Your response must be made up of each line in the data below that contains the string "PREMIUM".

- [Dataset records]:
· · · · · · ·

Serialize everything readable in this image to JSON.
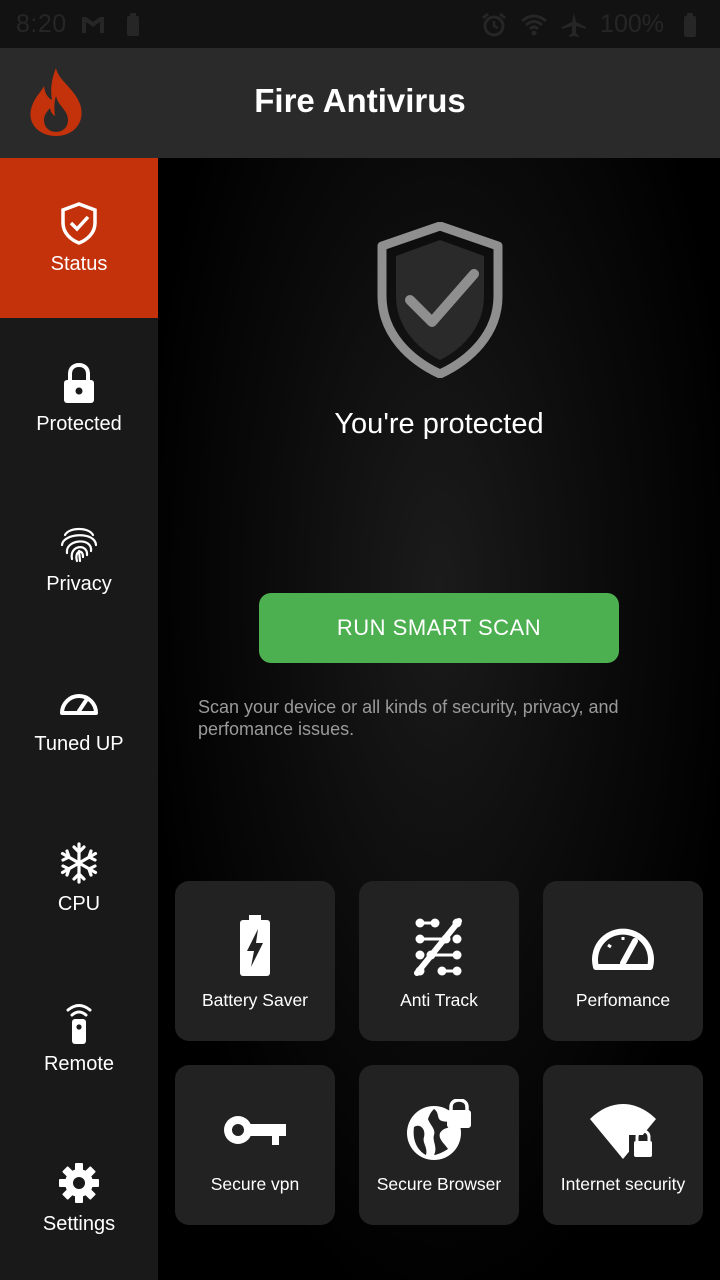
{
  "status_bar": {
    "time": "8:20",
    "battery_percent": "100%",
    "icons": [
      "gmail-icon",
      "battery-small-icon",
      "alarm-icon",
      "wifi-icon",
      "airplane-icon",
      "battery-icon"
    ]
  },
  "header": {
    "title": "Fire Antivirus",
    "logo_icon": "flame-icon"
  },
  "sidebar": {
    "items": [
      {
        "label": "Status",
        "icon": "shield-check-icon",
        "active": true
      },
      {
        "label": "Protected",
        "icon": "lock-icon",
        "active": false
      },
      {
        "label": "Privacy",
        "icon": "fingerprint-icon",
        "active": false
      },
      {
        "label": "Tuned UP",
        "icon": "speedometer-icon",
        "active": false
      },
      {
        "label": "CPU",
        "icon": "snowflake-icon",
        "active": false
      },
      {
        "label": "Remote",
        "icon": "remote-icon",
        "active": false
      },
      {
        "label": "Settings",
        "icon": "gear-icon",
        "active": false
      }
    ]
  },
  "main": {
    "status_text": "You're protected",
    "scan_button": "RUN SMART SCAN",
    "scan_description": "Scan your device or all kinds of security, privacy, and perfomance issues.",
    "tiles": [
      {
        "label": "Battery Saver",
        "icon": "battery-bolt-icon"
      },
      {
        "label": "Anti Track",
        "icon": "anti-track-icon"
      },
      {
        "label": "Perfomance",
        "icon": "gauge-icon"
      },
      {
        "label": "Secure vpn",
        "icon": "key-icon"
      },
      {
        "label": "Secure Browser",
        "icon": "globe-lock-icon"
      },
      {
        "label": "Internet security",
        "icon": "wifi-lock-icon"
      }
    ]
  },
  "colors": {
    "accent": "#c3320a",
    "scan_button": "#4caf50",
    "sidebar_bg": "#191919",
    "header_bg": "#2a2a2a",
    "tile_bg": "#222222"
  }
}
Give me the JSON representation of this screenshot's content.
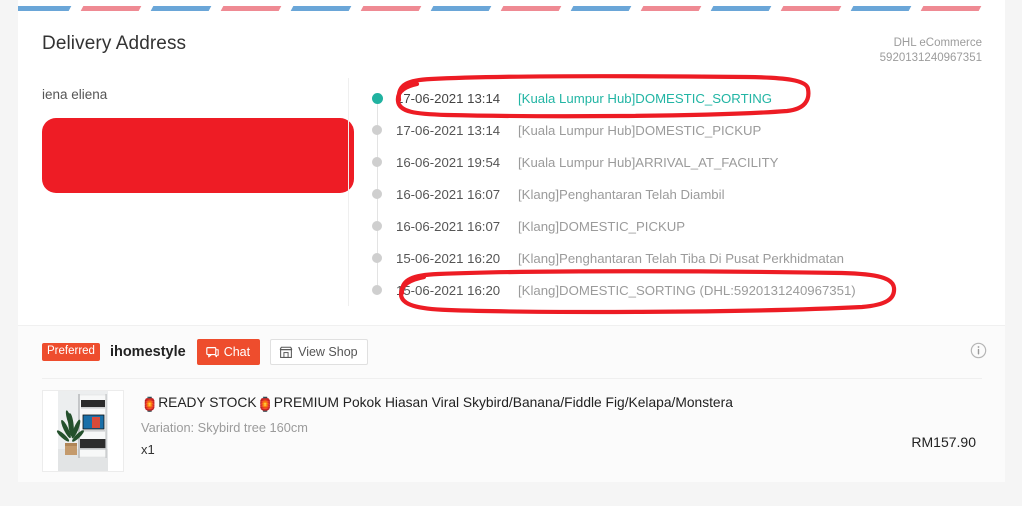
{
  "theme": {
    "accent_orange": "#ee4d2d",
    "active_teal": "#22b5a4",
    "redaction_red": "#ee1c25",
    "annotation_red": "#ed1c24",
    "stripe_blue": "#6aa6d8",
    "stripe_red": "#ef8a93",
    "muted_text": "#9b9b9b",
    "card_bg": "#ffffff",
    "page_bg": "#f5f5f5"
  },
  "stripe": {
    "pattern": [
      "blue",
      "red",
      "blue",
      "red",
      "blue",
      "red",
      "blue",
      "red",
      "blue",
      "red",
      "blue",
      "red",
      "blue",
      "red"
    ]
  },
  "delivery": {
    "title": "Delivery Address",
    "courier_name": "DHL eCommerce",
    "tracking_number": "5920131240967351",
    "recipient_name": "iena eliena",
    "address_redacted": true
  },
  "timeline": {
    "entries": [
      {
        "time": "17-06-2021 13:14",
        "description": "[Kuala Lumpur Hub]DOMESTIC_SORTING",
        "active": true,
        "annotated": true
      },
      {
        "time": "17-06-2021 13:14",
        "description": "[Kuala Lumpur Hub]DOMESTIC_PICKUP",
        "active": false,
        "annotated": false
      },
      {
        "time": "16-06-2021 19:54",
        "description": "[Kuala Lumpur Hub]ARRIVAL_AT_FACILITY",
        "active": false,
        "annotated": false
      },
      {
        "time": "16-06-2021 16:07",
        "description": "[Klang]Penghantaran Telah Diambil",
        "active": false,
        "annotated": false
      },
      {
        "time": "16-06-2021 16:07",
        "description": "[Klang]DOMESTIC_PICKUP",
        "active": false,
        "annotated": false
      },
      {
        "time": "15-06-2021 16:20",
        "description": "[Klang]Penghantaran Telah Tiba Di Pusat Perkhidmatan",
        "active": false,
        "annotated": false
      },
      {
        "time": "15-06-2021 16:20",
        "description": "[Klang]DOMESTIC_SORTING (DHL:5920131240967351)",
        "active": false,
        "annotated": true
      }
    ]
  },
  "shop": {
    "preferred_badge": "Preferred",
    "name": "ihomestyle",
    "chat_label": "Chat",
    "view_shop_label": "View Shop",
    "info_icon": "info-circle-icon",
    "chat_icon": "chat-bubble-icon",
    "shop_icon": "storefront-icon"
  },
  "product": {
    "title_prefix": "READY STOCK",
    "title_rest": "PREMIUM Pokok Hiasan Viral Skybird/Banana/Fiddle Fig/Kelapa/Monstera",
    "title_full": "🏮 READY STOCK 🏮 PREMIUM Pokok Hiasan Viral Skybird/Banana/Fiddle Fig/Kelapa/Monstera",
    "emoji": "🏮",
    "variation": "Variation: Skybird tree 160cm",
    "quantity": "x1",
    "price": "RM157.90",
    "thumbnail_alt": "product-thumbnail"
  }
}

· · · · · · ·

- [Output below]:
    "title_rest": "PREMIUM Pokok Hiasan Viral Skybird/Banana/Fiddle Fig/Kelapa/Monstera",
    "title_full": "🏮 READY STOCK 🏮 PREMIUM Pokok Hiasan Viral Skybird/Banana/Fiddle Fig/Kelapa/Monstera",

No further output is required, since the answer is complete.